[Items listed in a dataset]
====

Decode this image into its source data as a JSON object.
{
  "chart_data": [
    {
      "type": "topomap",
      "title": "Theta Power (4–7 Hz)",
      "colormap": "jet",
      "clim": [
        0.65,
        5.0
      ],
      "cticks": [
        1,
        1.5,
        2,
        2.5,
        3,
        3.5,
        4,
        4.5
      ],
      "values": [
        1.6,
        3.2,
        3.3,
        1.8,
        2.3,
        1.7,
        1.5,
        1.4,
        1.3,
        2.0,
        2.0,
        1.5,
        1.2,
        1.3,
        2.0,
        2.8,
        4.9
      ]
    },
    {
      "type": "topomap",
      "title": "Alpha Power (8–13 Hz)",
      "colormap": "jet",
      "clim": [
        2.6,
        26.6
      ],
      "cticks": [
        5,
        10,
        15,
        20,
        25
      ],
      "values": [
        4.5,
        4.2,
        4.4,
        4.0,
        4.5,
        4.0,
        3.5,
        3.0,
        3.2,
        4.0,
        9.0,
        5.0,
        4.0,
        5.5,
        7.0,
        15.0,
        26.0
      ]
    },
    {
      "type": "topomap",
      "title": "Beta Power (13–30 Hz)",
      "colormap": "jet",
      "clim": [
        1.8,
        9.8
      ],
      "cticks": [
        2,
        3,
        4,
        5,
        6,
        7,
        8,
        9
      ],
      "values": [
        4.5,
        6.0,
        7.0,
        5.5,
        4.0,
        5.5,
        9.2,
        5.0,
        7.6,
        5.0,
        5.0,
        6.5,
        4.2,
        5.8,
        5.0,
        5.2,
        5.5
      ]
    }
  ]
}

====

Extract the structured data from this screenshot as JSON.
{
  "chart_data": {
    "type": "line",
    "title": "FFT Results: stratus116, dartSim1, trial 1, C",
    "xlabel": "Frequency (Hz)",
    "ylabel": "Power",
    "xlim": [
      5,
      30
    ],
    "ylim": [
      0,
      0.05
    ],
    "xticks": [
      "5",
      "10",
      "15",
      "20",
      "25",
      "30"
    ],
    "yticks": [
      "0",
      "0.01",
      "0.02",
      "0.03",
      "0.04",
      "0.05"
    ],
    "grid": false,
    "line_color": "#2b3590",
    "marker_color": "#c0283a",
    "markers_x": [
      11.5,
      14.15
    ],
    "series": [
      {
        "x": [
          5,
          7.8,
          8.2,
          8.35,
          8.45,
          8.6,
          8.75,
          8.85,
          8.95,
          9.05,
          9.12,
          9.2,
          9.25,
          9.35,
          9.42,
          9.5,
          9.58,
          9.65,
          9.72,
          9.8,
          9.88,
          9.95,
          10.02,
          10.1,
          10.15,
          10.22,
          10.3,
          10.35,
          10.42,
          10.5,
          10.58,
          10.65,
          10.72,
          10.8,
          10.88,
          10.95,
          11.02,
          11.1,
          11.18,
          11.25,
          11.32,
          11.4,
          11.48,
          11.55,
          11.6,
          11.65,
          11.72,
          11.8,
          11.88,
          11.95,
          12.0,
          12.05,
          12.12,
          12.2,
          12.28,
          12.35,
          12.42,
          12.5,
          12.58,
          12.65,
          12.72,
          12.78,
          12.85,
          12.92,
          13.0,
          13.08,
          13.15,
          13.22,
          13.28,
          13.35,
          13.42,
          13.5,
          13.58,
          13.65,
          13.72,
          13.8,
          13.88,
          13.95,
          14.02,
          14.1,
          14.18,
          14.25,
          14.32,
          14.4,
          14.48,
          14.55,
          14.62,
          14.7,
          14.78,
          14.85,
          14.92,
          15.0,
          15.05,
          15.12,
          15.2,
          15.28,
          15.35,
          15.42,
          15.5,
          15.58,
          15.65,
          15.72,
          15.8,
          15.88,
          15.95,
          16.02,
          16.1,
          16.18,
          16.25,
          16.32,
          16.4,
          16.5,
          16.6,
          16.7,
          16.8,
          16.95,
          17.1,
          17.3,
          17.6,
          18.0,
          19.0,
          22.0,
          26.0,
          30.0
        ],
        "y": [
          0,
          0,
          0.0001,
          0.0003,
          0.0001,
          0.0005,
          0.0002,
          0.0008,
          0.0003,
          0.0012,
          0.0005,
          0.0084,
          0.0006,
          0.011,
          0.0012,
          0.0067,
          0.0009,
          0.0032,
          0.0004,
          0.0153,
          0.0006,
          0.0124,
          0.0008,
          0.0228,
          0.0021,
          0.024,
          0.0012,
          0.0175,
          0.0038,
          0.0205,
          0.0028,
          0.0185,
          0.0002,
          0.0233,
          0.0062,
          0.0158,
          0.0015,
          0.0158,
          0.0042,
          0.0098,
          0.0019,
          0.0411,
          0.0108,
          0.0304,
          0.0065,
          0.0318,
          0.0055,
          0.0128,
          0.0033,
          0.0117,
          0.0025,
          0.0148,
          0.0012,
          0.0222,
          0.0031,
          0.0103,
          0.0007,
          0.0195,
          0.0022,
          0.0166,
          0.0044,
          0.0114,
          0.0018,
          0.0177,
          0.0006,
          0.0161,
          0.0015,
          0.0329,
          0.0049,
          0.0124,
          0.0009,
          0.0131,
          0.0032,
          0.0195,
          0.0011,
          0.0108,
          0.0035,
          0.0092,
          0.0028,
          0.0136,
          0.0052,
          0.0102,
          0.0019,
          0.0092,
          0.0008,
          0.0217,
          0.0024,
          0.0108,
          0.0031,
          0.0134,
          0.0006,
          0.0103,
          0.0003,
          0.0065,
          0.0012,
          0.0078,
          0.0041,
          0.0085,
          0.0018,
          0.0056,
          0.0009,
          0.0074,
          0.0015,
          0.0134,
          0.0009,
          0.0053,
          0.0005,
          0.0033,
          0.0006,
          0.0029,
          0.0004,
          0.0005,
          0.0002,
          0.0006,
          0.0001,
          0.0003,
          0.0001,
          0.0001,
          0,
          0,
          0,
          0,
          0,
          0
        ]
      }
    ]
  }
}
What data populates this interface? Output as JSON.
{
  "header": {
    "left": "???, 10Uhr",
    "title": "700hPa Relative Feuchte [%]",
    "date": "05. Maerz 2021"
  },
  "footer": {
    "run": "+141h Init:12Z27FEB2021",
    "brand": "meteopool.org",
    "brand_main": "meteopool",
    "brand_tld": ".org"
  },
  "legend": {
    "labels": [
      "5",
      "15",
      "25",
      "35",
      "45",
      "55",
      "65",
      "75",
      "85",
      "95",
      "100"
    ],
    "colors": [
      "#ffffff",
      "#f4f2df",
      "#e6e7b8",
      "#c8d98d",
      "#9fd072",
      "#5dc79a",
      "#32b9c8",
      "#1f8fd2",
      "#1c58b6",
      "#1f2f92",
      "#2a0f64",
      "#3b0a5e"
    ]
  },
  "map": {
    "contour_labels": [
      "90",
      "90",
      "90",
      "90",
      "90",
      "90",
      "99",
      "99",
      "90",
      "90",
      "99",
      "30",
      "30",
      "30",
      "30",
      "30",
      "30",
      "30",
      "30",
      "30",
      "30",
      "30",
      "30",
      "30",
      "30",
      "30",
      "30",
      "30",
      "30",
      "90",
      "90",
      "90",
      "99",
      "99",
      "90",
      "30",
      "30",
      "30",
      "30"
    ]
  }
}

====

WHAT YOU HAVE TO DO — List the lines of the material in which the word "meteopool" occurs.

EXPECTED ANSWER —
    "brand": "meteopool.org",
    "brand_main": "meteopool",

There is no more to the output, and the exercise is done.